_Task to carry out_
Make an exact copy of the records, dropping all pictures.
────────
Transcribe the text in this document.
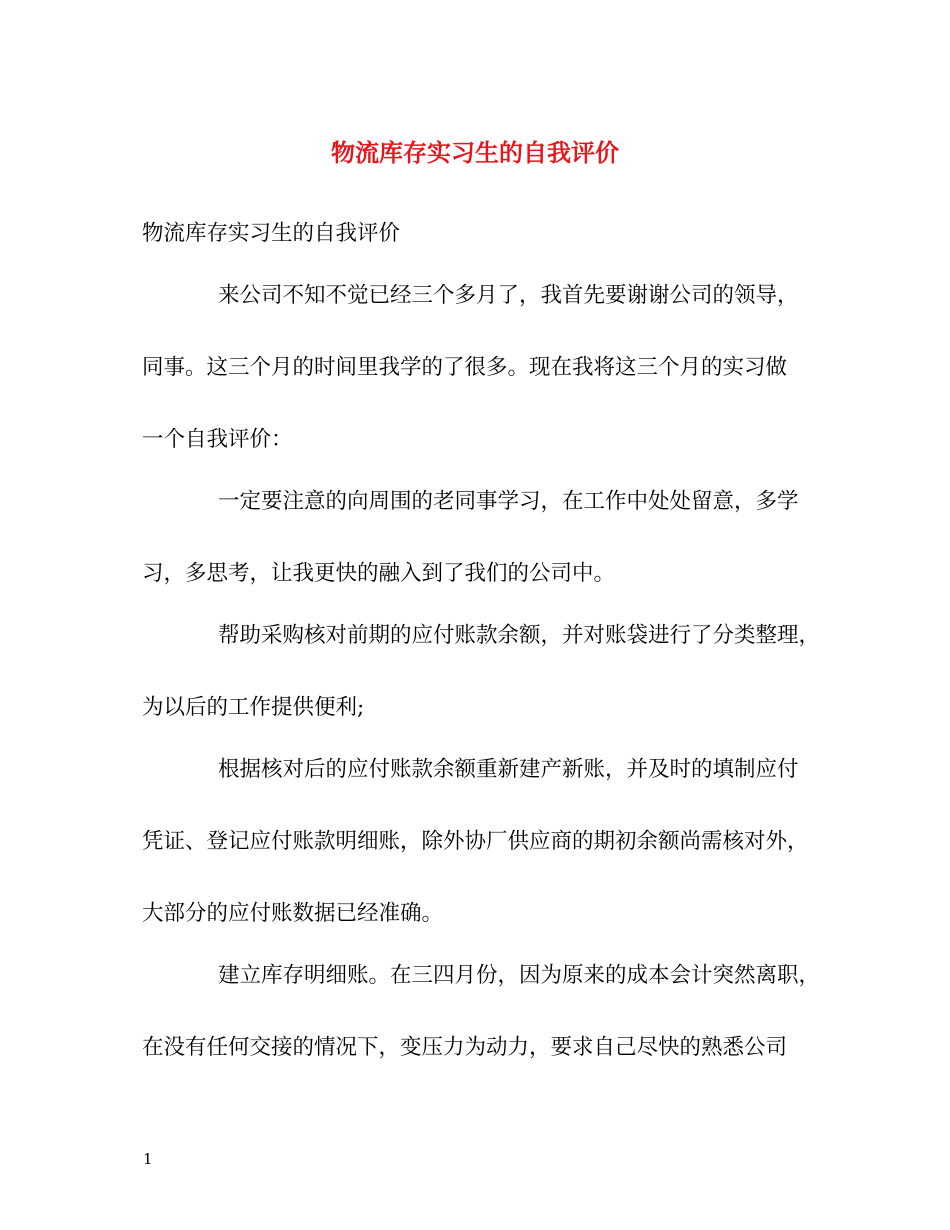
物流库存实习生的自我评价
物流库存实习生的自我评价
来公司不知不觉已经三个多月了，我首先要谢谢公司的领导，
同事。这三个月的时间里我学的了很多。现在我将这三个月的实习做
一个自我评价：
一定要注意的向周围的老同事学习，在工作中处处留意，多学
习，多思考，让我更快的融入到了我们的公司中。
帮助采购核对前期的应付账款余额，并对账袋进行了分类整理，
为以后的工作提供便利;
根据核对后的应付账款余额重新建产新账，并及时的填制应付
凭证、登记应付账款明细账，除外协厂供应商的期初余额尚需核对外，
大部分的应付账数据已经准确。
建立库存明细账。在三四月份，因为原来的成本会计突然离职，
在没有任何交接的情况下，变压力为动力，要求自己尽快的熟悉公司
1
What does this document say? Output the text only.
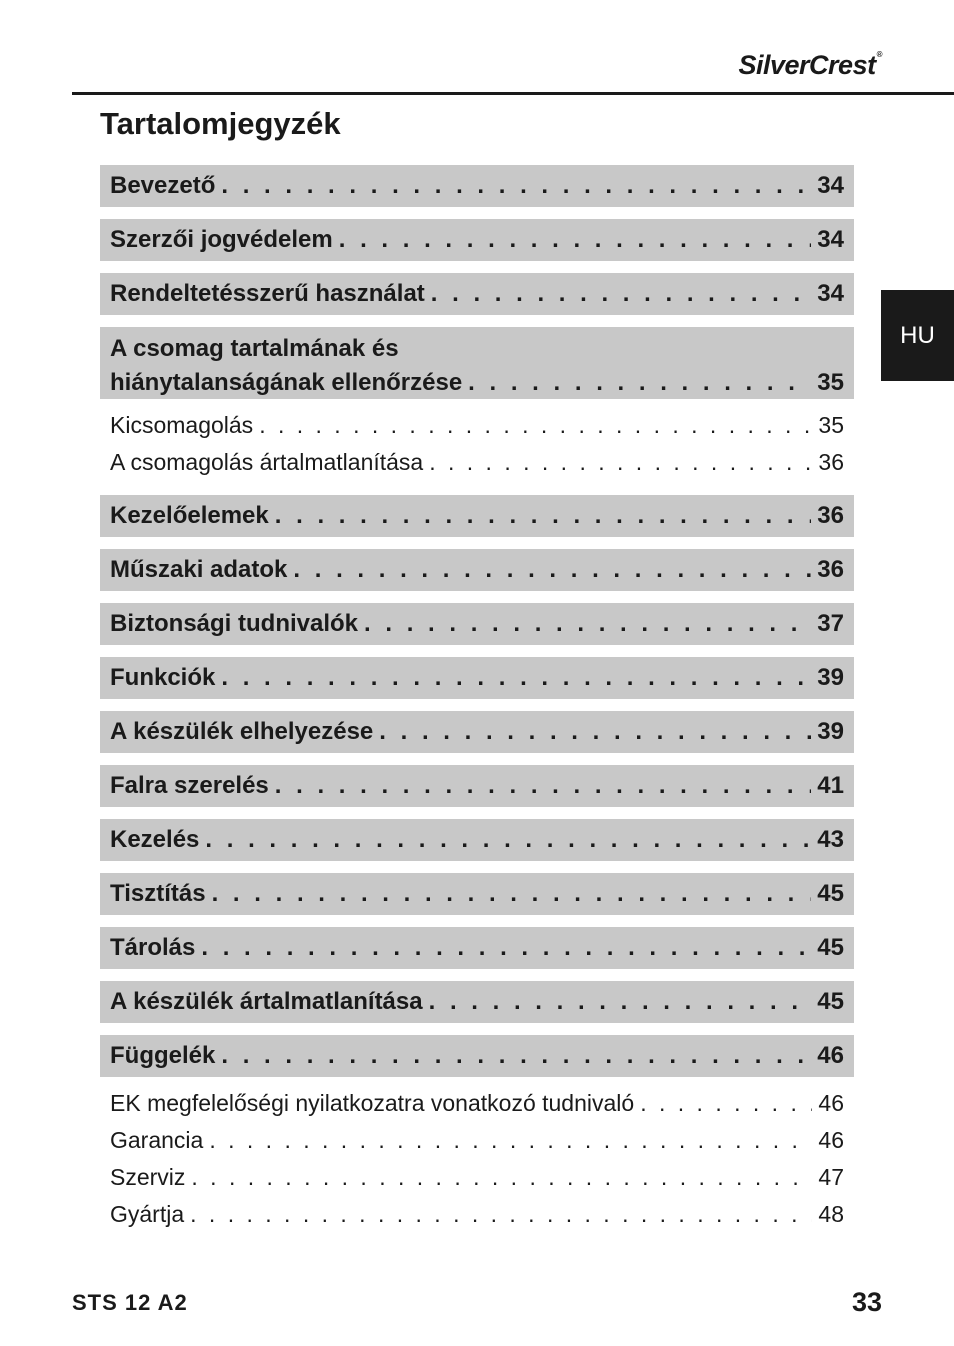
SilverCrest®
Tartalomjegyzék
HU
Bevezető . . .	34
Szerzői jogvédelem . . .	34
Rendeltetésszerű használat . . .	34
A csomag tartalmának és
hiánytalanságának ellenőrzése . . .	35
Kicsomagolás . . .	35
A csomagolás ártalmatlanítása . . .	36
Kezelőelemek . . .	36
Műszaki adatok . . .	36
Biztonsági tudnivalók . . .	37
Funkciók . . .	39
A készülék elhelyezése . . .	39
Falra szerelés . . .	41
Kezelés . . .	43
Tisztítás . . .	45
Tárolás . . .	45
A készülék ártalmatlanítása . . .	45
Függelék . . .	46
EK megfelelőségi nyilatkozatra vonatkozó tudnivaló . . .	46
Garancia . . .	46
Szerviz . . .	47
Gyártja . . .	48
STS 12 A2	33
────────
_Result of the task_
Transcribe the text in this document.
物流库存实习生的自我评价
物流库存实习生的自我评价
来公司不知不觉已经三个多月了，我首先要谢谢公司的领导，
同事。这三个月的时间里我学的了很多。现在我将这三个月的实习做
一个自我评价：
一定要注意的向周围的老同事学习，在工作中处处留意，多学
习，多思考，让我更快的融入到了我们的公司中。
帮助采购核对前期的应付账款余额，并对账袋进行了分类整理，
为以后的工作提供便利;
根据核对后的应付账款余额重新建产新账，并及时的填制应付
凭证、登记应付账款明细账，除外协厂供应商的期初余额尚需核对外，
大部分的应付账数据已经准确。
建立库存明细账。在三四月份，因为原来的成本会计突然离职，
在没有任何交接的情况下，变压力为动力，要求自己尽快的熟悉公司
1
What does this document say? Output the text only.
SilverCrest®
Tartalomjegyzék
HU
Bevezető . . .	34
Szerzői jogvédelem . . .	34
Rendeltetésszerű használat . . .	34
A csomag tartalmának és
hiánytalanságának ellenőrzése . . .	35
Kicsomagolás . . .	35
A csomagolás ártalmatlanítása . . .	36
Kezelőelemek . . .	36
Műszaki adatok . . .	36
Biztonsági tudnivalók . . .	37
Funkciók . . .	39
A készülék elhelyezése . . .	39
Falra szerelés . . .	41
Kezelés . . .	43
Tisztítás . . .	45
Tárolás . . .	45
A készülék ártalmatlanítása . . .	45
Függelék . . .	46
EK megfelelőségi nyilatkozatra vonatkozó tudnivaló . . .	46
Garancia . . .	46
Szerviz . . .	47
Gyártja . . .	48
STS 12 A2	33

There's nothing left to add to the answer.